WHAT YOU ARE ASKED TO DO: Find each line with the string "giftedchildren" and report it.

SUPPLIED MATERIAL:
.....
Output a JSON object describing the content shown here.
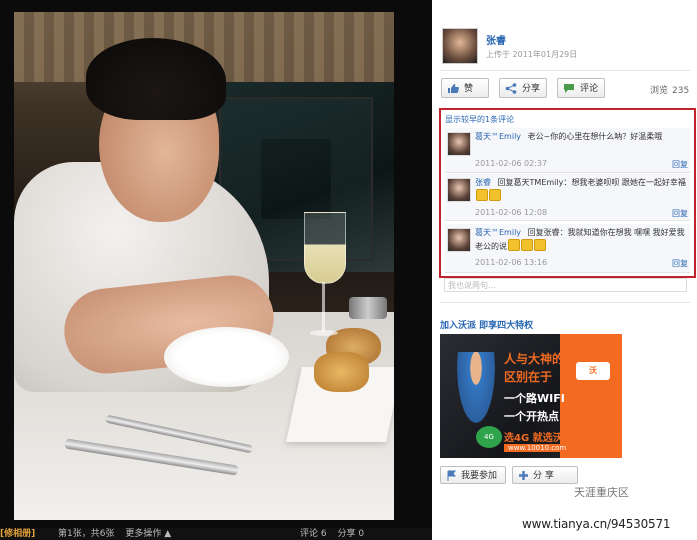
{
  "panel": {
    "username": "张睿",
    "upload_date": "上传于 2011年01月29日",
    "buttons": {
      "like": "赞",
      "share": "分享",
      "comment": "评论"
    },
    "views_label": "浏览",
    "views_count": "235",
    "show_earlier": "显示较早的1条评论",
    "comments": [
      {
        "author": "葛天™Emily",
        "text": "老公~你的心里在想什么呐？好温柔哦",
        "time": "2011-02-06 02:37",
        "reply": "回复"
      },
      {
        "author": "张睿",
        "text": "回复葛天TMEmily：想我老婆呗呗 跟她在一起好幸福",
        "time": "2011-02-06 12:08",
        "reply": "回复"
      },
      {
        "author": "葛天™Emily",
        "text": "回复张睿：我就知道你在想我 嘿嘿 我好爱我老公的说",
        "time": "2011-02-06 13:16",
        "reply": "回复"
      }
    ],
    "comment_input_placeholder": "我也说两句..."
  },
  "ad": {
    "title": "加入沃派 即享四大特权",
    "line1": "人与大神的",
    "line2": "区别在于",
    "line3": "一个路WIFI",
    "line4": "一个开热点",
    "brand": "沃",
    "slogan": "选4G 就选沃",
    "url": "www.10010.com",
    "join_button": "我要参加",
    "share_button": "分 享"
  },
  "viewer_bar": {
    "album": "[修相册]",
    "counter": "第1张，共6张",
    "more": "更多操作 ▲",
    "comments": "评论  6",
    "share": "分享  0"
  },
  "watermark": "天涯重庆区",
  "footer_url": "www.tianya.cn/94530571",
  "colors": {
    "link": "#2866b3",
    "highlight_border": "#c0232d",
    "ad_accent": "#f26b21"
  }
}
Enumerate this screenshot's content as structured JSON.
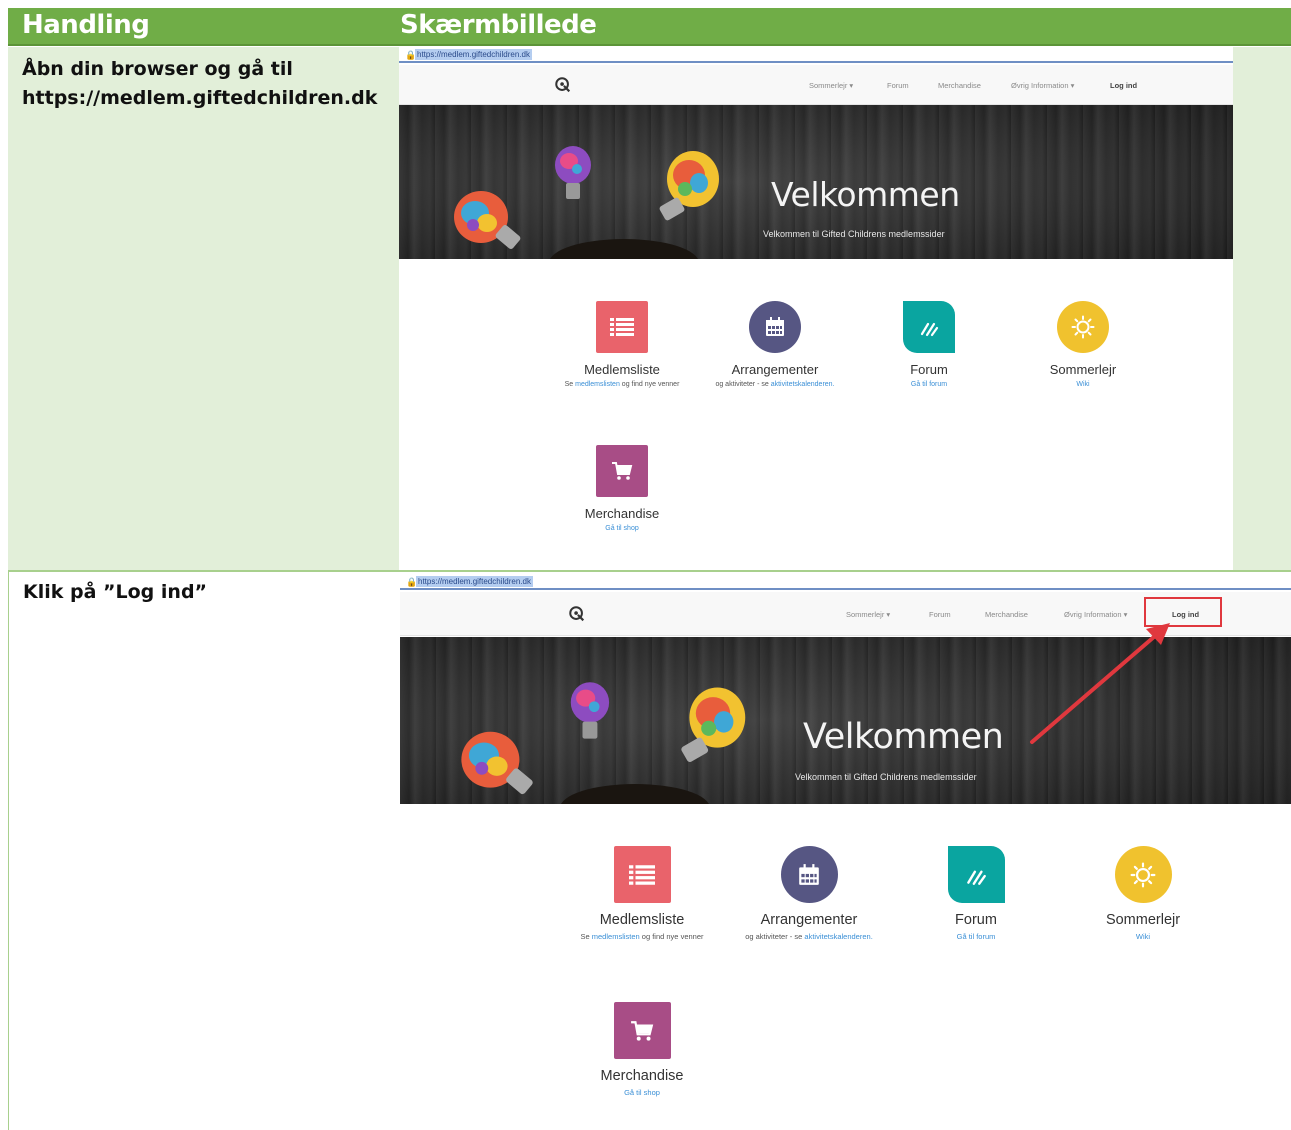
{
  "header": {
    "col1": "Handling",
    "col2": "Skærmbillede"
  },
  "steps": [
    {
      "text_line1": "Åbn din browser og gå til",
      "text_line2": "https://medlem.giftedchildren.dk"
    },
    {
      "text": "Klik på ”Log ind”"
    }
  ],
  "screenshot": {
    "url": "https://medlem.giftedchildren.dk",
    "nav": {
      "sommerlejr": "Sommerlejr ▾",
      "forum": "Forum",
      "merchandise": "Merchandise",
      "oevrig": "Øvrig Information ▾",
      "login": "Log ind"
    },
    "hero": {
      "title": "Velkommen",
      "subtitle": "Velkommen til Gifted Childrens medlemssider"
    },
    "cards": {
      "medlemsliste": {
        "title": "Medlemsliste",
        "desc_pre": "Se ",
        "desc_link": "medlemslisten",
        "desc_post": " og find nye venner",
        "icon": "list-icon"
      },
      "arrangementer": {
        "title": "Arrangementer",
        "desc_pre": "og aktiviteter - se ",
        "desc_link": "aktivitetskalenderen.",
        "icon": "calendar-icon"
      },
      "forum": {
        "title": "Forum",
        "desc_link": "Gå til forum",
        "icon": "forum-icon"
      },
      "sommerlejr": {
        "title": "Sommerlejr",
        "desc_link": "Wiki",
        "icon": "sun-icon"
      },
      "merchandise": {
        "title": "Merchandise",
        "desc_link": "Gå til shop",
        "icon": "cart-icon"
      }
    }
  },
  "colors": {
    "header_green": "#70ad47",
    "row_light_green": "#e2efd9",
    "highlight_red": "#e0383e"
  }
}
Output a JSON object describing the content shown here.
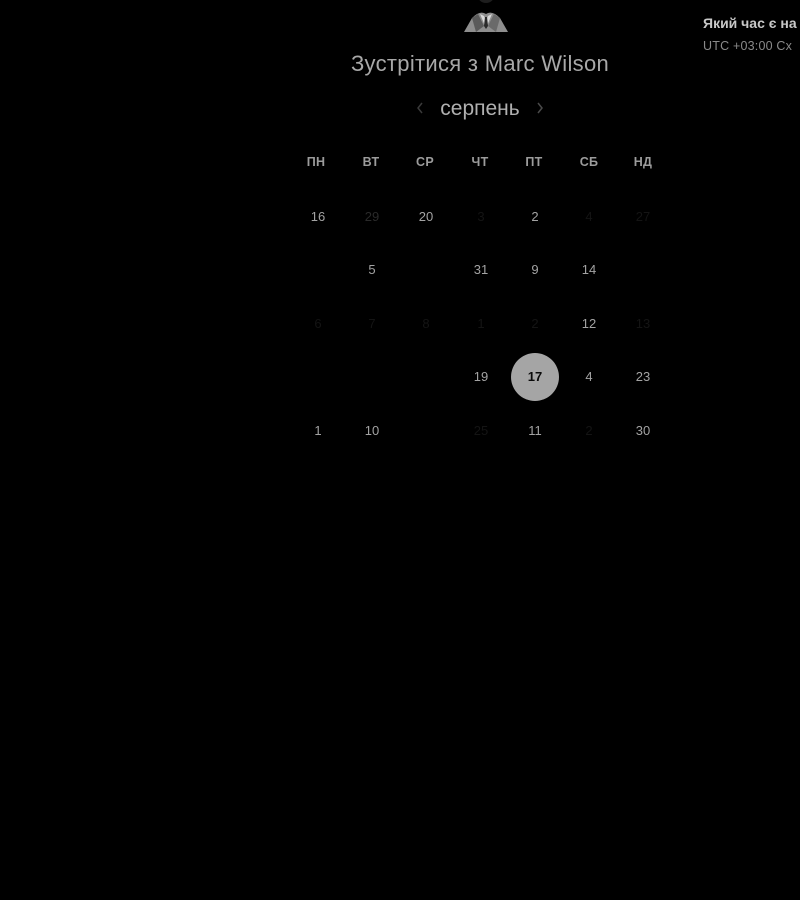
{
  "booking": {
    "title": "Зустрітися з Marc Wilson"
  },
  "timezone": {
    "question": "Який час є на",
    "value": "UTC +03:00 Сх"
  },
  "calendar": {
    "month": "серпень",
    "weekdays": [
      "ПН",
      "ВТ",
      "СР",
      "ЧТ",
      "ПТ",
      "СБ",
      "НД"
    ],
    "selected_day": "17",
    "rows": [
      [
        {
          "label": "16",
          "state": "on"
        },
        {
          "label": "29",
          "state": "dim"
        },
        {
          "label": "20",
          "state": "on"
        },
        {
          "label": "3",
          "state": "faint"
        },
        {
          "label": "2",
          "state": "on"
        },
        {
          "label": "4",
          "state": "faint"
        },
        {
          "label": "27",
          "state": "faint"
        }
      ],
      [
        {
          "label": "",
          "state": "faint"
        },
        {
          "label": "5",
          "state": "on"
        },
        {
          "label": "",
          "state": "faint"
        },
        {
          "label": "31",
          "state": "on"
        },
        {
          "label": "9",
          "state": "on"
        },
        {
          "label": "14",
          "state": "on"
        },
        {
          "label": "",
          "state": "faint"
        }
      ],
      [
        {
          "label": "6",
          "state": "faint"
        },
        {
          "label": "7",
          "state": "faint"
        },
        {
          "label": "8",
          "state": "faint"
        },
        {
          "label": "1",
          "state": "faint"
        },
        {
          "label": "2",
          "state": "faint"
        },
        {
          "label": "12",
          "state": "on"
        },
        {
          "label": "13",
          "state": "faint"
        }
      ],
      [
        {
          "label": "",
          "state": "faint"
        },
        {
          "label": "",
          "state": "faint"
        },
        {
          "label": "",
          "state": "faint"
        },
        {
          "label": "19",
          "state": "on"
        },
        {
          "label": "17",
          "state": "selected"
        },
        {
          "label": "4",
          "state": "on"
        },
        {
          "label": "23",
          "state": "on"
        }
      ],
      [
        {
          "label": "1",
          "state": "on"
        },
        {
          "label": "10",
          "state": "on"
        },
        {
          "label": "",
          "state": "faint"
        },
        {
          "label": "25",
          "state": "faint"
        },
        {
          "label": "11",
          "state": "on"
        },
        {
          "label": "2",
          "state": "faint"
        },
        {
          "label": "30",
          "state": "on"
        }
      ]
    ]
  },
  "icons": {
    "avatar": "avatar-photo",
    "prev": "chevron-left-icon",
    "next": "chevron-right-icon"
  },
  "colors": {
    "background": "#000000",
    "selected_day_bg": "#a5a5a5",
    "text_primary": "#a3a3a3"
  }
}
.....
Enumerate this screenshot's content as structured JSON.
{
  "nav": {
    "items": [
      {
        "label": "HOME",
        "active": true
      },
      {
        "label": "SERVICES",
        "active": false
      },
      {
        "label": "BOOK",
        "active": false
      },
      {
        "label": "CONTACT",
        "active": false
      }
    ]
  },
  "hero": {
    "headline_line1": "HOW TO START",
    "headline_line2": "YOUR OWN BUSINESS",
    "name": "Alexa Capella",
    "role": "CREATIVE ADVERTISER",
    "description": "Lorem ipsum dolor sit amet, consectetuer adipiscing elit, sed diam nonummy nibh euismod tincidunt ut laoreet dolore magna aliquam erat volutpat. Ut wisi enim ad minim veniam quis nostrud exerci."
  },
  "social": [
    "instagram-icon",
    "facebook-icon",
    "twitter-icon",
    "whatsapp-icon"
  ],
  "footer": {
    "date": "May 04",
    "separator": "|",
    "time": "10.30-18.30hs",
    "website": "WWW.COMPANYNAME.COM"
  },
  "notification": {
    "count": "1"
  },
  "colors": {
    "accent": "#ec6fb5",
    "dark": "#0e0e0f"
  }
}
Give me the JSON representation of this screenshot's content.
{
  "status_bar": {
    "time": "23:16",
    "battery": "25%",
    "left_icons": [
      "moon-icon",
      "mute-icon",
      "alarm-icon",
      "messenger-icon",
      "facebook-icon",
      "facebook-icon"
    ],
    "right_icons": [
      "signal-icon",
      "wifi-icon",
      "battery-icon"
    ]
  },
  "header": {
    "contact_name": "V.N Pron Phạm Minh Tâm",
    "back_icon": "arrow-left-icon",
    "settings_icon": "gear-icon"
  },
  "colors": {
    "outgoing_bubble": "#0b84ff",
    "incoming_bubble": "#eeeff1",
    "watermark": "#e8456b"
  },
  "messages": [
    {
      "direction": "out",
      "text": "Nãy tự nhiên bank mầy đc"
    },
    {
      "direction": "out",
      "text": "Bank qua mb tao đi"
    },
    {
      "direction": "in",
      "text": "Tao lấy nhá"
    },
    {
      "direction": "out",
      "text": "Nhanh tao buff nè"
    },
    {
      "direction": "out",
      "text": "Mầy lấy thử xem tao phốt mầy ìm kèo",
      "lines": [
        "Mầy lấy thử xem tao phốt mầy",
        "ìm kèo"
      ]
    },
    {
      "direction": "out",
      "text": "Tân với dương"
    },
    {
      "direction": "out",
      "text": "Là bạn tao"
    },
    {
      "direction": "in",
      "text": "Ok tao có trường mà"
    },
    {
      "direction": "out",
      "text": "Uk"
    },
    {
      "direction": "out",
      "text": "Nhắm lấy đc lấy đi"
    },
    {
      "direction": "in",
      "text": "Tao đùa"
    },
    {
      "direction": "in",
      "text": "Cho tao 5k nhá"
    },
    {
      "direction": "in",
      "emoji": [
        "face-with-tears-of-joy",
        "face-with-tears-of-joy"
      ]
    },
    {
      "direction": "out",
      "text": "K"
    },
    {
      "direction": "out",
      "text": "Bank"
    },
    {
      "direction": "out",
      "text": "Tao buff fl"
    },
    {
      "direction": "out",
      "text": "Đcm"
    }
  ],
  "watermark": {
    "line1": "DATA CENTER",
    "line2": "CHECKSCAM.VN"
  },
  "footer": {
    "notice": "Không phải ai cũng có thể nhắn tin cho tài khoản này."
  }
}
.....
ANSWER FOR THE TASK:
      "text_line2": "https://medlem.giftedchildren.dk"
    "url": "https://medlem.giftedchildren.dk",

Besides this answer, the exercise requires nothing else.